PROBLEM DESCRIPTION - Every entry needs to be reproduced exactly.

* * * * *

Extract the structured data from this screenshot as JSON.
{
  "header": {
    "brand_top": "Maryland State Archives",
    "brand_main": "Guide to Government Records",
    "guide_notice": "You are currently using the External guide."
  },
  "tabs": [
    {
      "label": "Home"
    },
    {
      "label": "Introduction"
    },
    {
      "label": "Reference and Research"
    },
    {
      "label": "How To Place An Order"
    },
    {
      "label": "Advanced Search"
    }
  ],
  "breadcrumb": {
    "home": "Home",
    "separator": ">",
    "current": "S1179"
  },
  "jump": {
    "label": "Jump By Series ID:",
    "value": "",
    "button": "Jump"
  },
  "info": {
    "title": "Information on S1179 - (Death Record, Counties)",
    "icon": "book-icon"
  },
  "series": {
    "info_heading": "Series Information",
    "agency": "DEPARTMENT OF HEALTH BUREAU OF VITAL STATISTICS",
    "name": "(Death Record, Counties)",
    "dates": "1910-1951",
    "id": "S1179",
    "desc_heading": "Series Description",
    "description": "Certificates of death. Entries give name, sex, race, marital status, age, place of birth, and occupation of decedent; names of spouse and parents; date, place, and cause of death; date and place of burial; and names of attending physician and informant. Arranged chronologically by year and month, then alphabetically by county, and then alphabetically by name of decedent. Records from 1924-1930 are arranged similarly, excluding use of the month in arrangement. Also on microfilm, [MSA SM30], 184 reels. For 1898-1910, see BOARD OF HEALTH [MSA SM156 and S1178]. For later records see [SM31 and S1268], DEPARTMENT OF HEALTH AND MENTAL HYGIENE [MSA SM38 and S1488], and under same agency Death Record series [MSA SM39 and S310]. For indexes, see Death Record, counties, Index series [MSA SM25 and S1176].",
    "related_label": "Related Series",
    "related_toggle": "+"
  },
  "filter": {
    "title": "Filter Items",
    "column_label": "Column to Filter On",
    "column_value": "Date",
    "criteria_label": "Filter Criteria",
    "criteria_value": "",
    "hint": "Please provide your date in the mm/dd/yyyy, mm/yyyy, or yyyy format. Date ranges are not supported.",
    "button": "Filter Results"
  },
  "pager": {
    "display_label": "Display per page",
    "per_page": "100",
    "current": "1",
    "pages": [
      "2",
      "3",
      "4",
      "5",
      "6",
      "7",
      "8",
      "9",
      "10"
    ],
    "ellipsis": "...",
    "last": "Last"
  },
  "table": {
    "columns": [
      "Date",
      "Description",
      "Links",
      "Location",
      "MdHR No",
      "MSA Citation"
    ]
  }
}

* * * * *

TASK SOLUTION -
Extract the structured data from this screenshot as JSON.
{
  "header": {
    "brand_top": "Maryland State Archives",
    "brand_main": "Guide to Government Records",
    "guide_notice": "You are currently using the External guide."
  },
  "tabs": [
    {
      "label": "Home"
    },
    {
      "label": "Introduction"
    },
    {
      "label": "Reference and Research"
    },
    {
      "label": "How To Place An Order"
    },
    {
      "label": "Advanced Search"
    }
  ],
  "breadcrumb": {
    "home": "Home",
    "separator": ">",
    "current": "S1179"
  },
  "jump": {
    "label": "Jump By Series ID:",
    "value": "",
    "button": "Jump"
  },
  "info": {
    "title": "Information on S1179 - (Death Record, Counties)",
    "icon": "book-icon"
  },
  "series": {
    "info_heading": "Series Information",
    "agency": "DEPARTMENT OF HEALTH BUREAU OF VITAL STATISTICS",
    "name": "(Death Record, Counties)",
    "dates": "1910-1951",
    "id": "S1179",
    "desc_heading": "Series Description",
    "description": "Certificates of death. Entries give name, sex, race, marital status, age, place of birth, and occupation of decedent; names of spouse and parents; date, place, and cause of death; date and place of burial; and names of attending physician and informant. Arranged chronologically by year and month, then alphabetically by county, and then alphabetically by name of decedent. Records from 1924-1930 are arranged similarly, excluding use of the month in arrangement. Also on microfilm, [MSA SM30], 184 reels. For 1898-1910, see BOARD OF HEALTH [MSA SM156 and S1178]. For later records see [SM31 and S1268], DEPARTMENT OF HEALTH AND MENTAL HYGIENE [MSA SM38 and S1488], and under same agency Death Record series [MSA SM39 and S310]. For indexes, see Death Record, counties, Index series [MSA SM25 and S1176].",
    "related_label": "Related Series",
    "related_toggle": "+"
  },
  "filter": {
    "title": "Filter Items",
    "column_label": "Column to Filter On",
    "column_value": "Date",
    "criteria_label": "Filter Criteria",
    "criteria_value": "",
    "hint": "Please provide your date in the mm/dd/yyyy, mm/yyyy, or yyyy format. Date ranges are not supported.",
    "button": "Filter Results"
  },
  "pager": {
    "display_label": "Display per page",
    "per_page": "100",
    "current": "1",
    "pages": [
      "2",
      "3",
      "4",
      "5",
      "6",
      "7",
      "8",
      "9",
      "10"
    ],
    "ellipsis": "...",
    "last": "Last"
  },
  "table": {
    "columns": [
      "Date",
      "Description",
      "Links",
      "Location",
      "MdHR No",
      "MSA Citation"
    ]
  }
}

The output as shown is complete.